(Dataset entries)
· · ·

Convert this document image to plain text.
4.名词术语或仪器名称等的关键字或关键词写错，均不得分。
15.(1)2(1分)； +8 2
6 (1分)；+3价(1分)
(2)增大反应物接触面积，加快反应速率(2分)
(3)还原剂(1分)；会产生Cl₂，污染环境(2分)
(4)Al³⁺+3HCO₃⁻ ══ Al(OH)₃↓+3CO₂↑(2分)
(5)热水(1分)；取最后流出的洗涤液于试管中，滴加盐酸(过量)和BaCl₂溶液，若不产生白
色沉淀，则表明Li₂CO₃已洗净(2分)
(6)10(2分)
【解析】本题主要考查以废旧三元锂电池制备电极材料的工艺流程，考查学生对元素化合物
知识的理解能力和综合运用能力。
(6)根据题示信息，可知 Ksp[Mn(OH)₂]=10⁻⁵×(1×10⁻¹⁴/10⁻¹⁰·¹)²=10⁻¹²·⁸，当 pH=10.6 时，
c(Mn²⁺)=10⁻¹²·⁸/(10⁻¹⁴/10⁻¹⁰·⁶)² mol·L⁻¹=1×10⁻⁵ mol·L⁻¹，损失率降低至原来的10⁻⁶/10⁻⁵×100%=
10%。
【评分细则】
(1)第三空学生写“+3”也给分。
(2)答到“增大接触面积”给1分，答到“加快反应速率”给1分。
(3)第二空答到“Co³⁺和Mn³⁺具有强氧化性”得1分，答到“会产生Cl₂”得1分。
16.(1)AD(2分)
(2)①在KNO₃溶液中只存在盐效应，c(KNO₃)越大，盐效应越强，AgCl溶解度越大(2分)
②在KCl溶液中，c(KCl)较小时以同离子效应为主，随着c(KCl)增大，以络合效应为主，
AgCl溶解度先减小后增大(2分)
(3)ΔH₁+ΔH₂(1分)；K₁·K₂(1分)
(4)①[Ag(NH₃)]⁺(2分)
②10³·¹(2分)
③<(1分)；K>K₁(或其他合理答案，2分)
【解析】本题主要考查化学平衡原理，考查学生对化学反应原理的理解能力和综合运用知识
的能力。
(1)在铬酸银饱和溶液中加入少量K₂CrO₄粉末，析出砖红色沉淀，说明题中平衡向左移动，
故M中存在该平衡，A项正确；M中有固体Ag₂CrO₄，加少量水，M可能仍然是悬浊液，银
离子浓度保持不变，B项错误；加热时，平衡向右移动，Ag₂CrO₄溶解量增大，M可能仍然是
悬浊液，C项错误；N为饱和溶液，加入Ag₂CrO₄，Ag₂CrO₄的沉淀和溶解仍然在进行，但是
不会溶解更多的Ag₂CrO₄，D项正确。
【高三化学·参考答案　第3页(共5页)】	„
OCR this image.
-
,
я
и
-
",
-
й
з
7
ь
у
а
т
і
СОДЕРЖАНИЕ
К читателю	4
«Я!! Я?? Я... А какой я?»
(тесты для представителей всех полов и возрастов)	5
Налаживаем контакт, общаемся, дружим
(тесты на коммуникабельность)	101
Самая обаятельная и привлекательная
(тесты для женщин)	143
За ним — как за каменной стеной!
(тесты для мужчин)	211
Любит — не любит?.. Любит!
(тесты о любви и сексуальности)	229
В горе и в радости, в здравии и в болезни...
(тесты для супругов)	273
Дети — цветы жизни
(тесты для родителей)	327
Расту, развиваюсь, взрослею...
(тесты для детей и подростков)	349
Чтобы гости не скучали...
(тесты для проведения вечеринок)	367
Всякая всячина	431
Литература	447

· · ·

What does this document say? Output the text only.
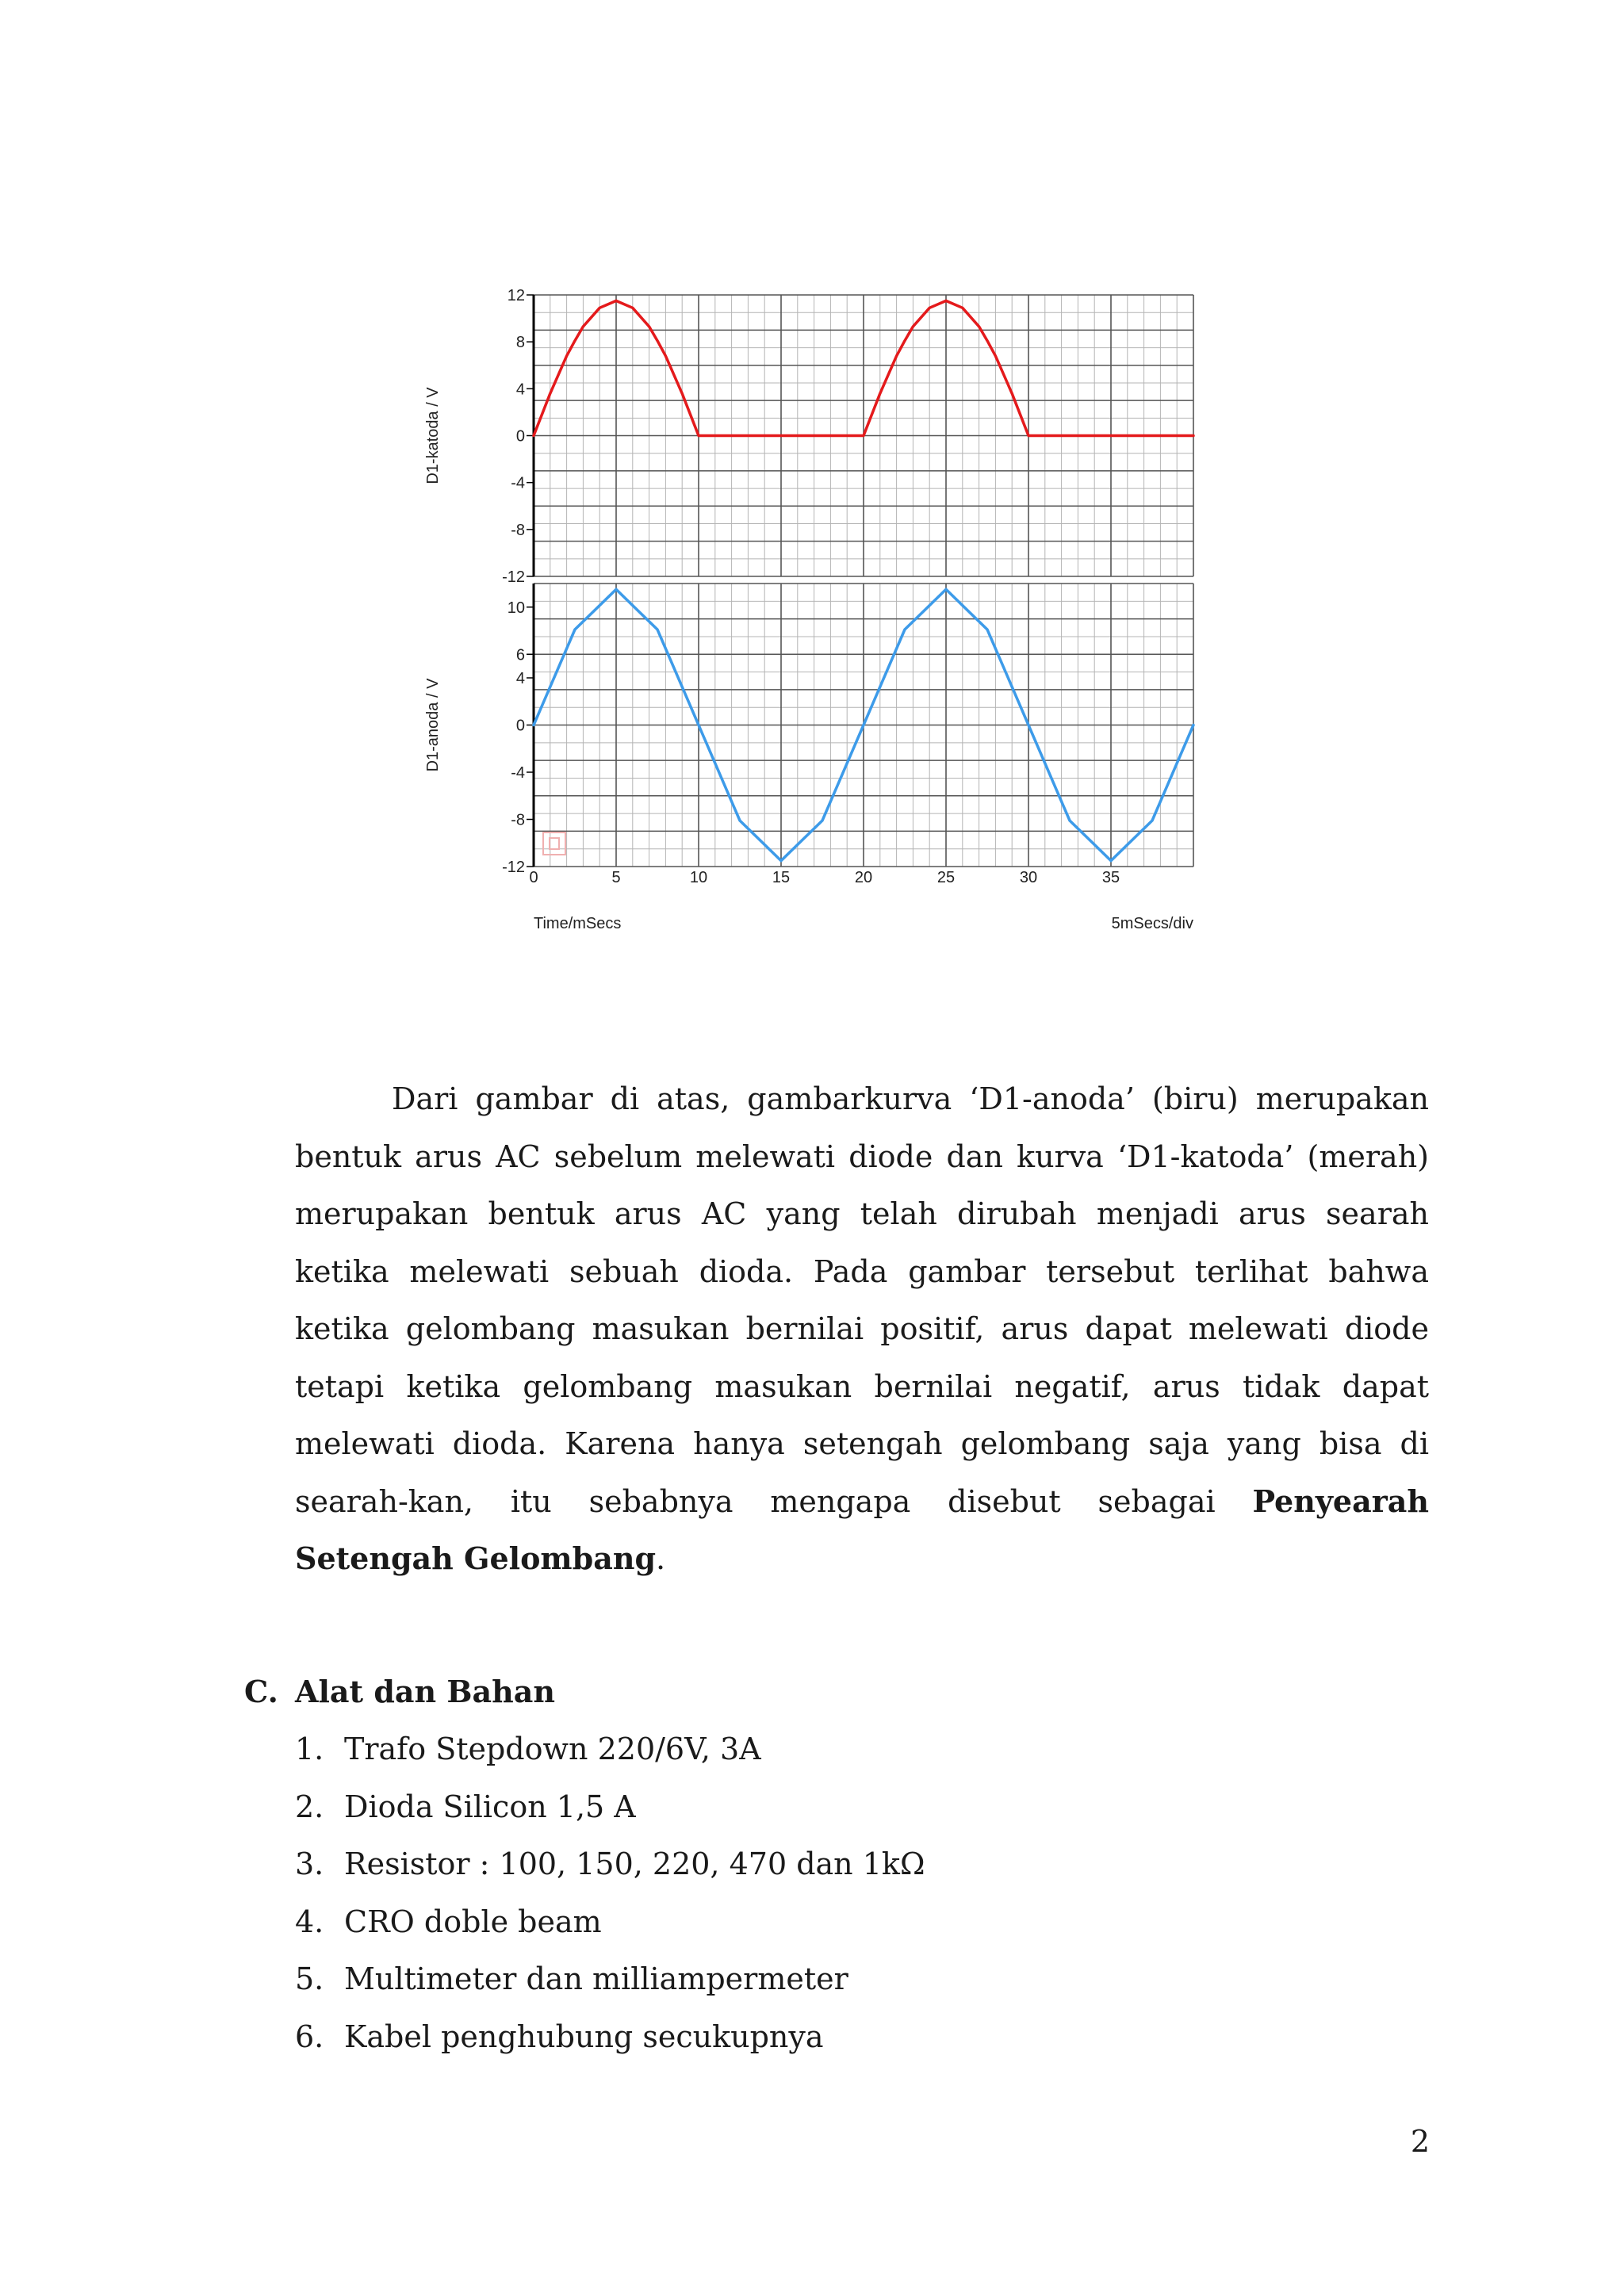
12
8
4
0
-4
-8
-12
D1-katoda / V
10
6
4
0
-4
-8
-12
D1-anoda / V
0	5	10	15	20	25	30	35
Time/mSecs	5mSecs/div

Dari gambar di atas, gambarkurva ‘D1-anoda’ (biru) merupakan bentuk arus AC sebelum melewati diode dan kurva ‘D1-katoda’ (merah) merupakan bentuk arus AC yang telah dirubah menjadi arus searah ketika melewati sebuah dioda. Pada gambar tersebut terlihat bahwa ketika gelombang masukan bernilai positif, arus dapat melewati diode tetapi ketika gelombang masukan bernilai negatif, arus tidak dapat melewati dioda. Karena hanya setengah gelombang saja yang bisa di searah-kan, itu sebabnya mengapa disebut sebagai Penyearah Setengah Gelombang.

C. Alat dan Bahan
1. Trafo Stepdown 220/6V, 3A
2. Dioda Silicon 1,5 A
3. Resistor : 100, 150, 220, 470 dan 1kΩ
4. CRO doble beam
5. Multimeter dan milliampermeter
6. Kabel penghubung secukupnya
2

· · ·

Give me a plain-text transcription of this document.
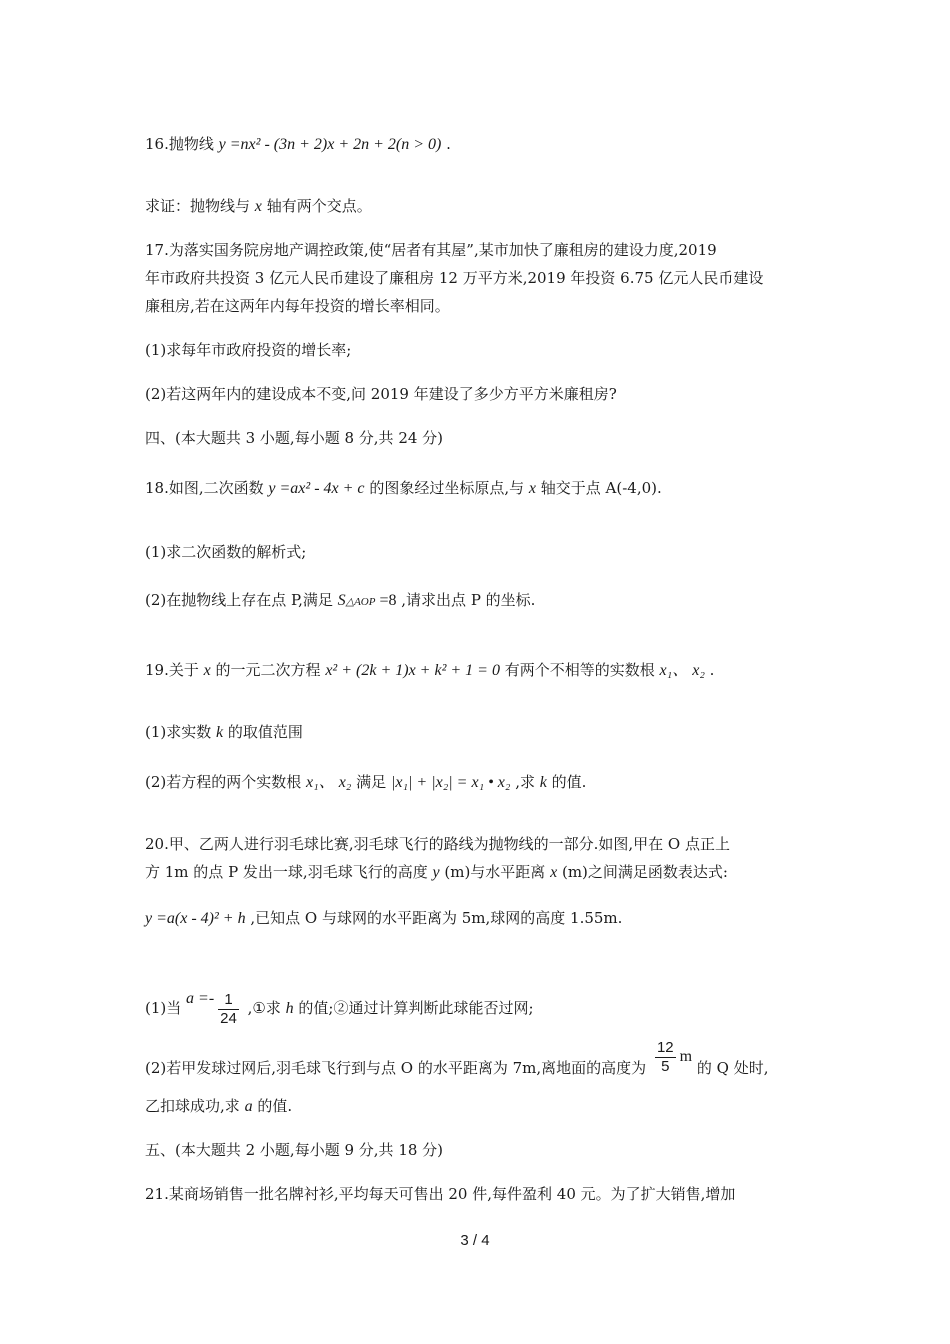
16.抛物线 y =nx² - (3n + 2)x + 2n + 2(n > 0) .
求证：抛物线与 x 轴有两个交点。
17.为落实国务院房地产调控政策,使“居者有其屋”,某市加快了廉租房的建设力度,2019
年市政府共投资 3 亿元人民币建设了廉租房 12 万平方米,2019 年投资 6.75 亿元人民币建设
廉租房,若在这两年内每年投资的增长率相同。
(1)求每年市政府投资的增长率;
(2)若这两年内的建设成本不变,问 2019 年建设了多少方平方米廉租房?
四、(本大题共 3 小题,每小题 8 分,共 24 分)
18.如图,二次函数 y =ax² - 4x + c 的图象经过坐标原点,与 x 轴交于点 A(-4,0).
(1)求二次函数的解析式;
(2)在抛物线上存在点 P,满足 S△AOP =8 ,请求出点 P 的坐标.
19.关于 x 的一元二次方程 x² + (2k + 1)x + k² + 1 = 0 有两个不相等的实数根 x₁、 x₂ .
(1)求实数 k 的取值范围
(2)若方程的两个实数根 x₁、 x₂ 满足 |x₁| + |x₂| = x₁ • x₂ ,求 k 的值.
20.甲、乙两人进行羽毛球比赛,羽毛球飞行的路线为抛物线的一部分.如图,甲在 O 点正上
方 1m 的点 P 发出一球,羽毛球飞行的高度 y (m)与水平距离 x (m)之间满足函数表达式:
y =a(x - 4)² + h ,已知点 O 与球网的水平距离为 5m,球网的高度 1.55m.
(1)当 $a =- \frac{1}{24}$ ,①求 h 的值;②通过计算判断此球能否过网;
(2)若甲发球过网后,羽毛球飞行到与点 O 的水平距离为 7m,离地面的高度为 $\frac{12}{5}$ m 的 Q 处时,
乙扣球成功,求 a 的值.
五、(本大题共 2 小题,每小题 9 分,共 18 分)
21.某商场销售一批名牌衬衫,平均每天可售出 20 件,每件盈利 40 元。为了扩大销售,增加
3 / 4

· · ·

**WHAT YOU SHOULD DO:** Of the lines in this listing, report how many contain the string "тесты", and give the number only.

**OUTPUT FOR THIS TASK:** 9